■ GIVEN TASK
Retype the material below. Keep every word exactly as it is.

■ RECORDED DATA
+++++

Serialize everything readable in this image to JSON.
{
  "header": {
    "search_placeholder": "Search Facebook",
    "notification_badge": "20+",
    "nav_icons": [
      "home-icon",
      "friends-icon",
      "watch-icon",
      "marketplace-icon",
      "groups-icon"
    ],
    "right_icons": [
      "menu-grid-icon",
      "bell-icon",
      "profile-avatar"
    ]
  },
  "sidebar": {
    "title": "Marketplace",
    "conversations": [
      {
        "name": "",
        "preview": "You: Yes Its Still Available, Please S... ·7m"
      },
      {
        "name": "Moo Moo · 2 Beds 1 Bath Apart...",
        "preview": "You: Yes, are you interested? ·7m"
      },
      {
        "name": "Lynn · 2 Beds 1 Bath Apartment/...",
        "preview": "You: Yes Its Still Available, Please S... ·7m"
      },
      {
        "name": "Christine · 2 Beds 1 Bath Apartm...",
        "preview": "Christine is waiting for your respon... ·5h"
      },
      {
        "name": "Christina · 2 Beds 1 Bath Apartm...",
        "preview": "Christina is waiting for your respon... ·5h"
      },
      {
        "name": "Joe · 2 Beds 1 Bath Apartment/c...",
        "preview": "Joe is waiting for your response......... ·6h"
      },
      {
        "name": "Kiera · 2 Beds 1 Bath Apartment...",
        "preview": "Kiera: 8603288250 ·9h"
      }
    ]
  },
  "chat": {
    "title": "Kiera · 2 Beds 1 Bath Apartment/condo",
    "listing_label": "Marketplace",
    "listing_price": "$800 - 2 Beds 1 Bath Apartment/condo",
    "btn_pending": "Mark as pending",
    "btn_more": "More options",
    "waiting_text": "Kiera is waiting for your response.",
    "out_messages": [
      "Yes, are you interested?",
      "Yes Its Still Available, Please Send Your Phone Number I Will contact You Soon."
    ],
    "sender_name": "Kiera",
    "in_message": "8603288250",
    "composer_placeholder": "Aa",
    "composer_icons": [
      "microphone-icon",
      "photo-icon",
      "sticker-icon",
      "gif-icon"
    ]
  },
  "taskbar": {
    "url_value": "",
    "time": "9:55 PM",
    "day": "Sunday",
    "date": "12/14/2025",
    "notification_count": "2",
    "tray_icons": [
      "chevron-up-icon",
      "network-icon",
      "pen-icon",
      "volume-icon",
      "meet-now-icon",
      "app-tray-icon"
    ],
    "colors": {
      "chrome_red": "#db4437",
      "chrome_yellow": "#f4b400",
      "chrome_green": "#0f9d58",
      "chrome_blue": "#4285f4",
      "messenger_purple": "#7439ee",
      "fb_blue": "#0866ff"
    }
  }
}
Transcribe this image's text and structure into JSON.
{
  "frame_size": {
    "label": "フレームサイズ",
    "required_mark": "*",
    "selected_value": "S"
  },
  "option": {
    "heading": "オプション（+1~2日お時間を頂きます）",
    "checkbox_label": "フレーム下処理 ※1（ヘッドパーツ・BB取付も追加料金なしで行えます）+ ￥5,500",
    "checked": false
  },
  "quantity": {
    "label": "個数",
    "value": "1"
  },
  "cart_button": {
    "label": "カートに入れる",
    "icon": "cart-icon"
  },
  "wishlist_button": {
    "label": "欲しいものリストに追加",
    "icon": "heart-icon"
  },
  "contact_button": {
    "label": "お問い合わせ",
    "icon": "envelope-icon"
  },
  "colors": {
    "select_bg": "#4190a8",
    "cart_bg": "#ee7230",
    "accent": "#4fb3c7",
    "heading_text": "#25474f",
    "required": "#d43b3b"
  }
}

+++++

■ REPLY
Serialize everything readable in this image to JSON.
{
  "header": {
    "search_placeholder": "Search Facebook",
    "notification_badge": "20+",
    "nav_icons": [
      "home-icon",
      "friends-icon",
      "watch-icon",
      "marketplace-icon",
      "groups-icon"
    ],
    "right_icons": [
      "menu-grid-icon",
      "bell-icon",
      "profile-avatar"
    ]
  },
  "sidebar": {
    "title": "Marketplace",
    "conversations": [
      {
        "name": "",
        "preview": "You: Yes Its Still Available, Please S... ·7m"
      },
      {
        "name": "Moo Moo · 2 Beds 1 Bath Apart...",
        "preview": "You: Yes, are you interested? ·7m"
      },
      {
        "name": "Lynn · 2 Beds 1 Bath Apartment/...",
        "preview": "You: Yes Its Still Available, Please S... ·7m"
      },
      {
        "name": "Christine · 2 Beds 1 Bath Apartm...",
        "preview": "Christine is waiting for your respon... ·5h"
      },
      {
        "name": "Christina · 2 Beds 1 Bath Apartm...",
        "preview": "Christina is waiting for your respon... ·5h"
      },
      {
        "name": "Joe · 2 Beds 1 Bath Apartment/c...",
        "preview": "Joe is waiting for your response......... ·6h"
      },
      {
        "name": "Kiera · 2 Beds 1 Bath Apartment...",
        "preview": "Kiera: 8603288250 ·9h"
      }
    ]
  },
  "chat": {
    "title": "Kiera · 2 Beds 1 Bath Apartment/condo",
    "listing_label": "Marketplace",
    "listing_price": "$800 - 2 Beds 1 Bath Apartment/condo",
    "btn_pending": "Mark as pending",
    "btn_more": "More options",
    "waiting_text": "Kiera is waiting for your response.",
    "out_messages": [
      "Yes, are you interested?",
      "Yes Its Still Available, Please Send Your Phone Number I Will contact You Soon."
    ],
    "sender_name": "Kiera",
    "in_message": "8603288250",
    "composer_placeholder": "Aa",
    "composer_icons": [
      "microphone-icon",
      "photo-icon",
      "sticker-icon",
      "gif-icon"
    ]
  },
  "taskbar": {
    "url_value": "",
    "time": "9:55 PM",
    "day": "Sunday",
    "date": "12/14/2025",
    "notification_count": "2",
    "tray_icons": [
      "chevron-up-icon",
      "network-icon",
      "pen-icon",
      "volume-icon",
      "meet-now-icon",
      "app-tray-icon"
    ],
    "colors": {
      "chrome_red": "#db4437",
      "chrome_yellow": "#f4b400",
      "chrome_green": "#0f9d58",
      "chrome_blue": "#4285f4",
      "messenger_purple": "#7439ee",
      "fb_blue": "#0866ff"
    }
  }
}
Transcribe this image's text and structure into JSON.
{
  "frame_size": {
    "label": "フレームサイズ",
    "required_mark": "*",
    "selected_value": "S"
  },
  "option": {
    "heading": "オプション（+1~2日お時間を頂きます）",
    "checkbox_label": "フレーム下処理 ※1（ヘッドパーツ・BB取付も追加料金なしで行えます）+ ￥5,500",
    "checked": false
  },
  "quantity": {
    "label": "個数",
    "value": "1"
  },
  "cart_button": {
    "label": "カートに入れる",
    "icon": "cart-icon"
  },
  "wishlist_button": {
    "label": "欲しいものリストに追加",
    "icon": "heart-icon"
  },
  "contact_button": {
    "label": "お問い合わせ",
    "icon": "envelope-icon"
  },
  "colors": {
    "select_bg": "#4190a8",
    "cart_bg": "#ee7230",
    "accent": "#4fb3c7",
    "heading_text": "#25474f",
    "required": "#d43b3b"
  }
}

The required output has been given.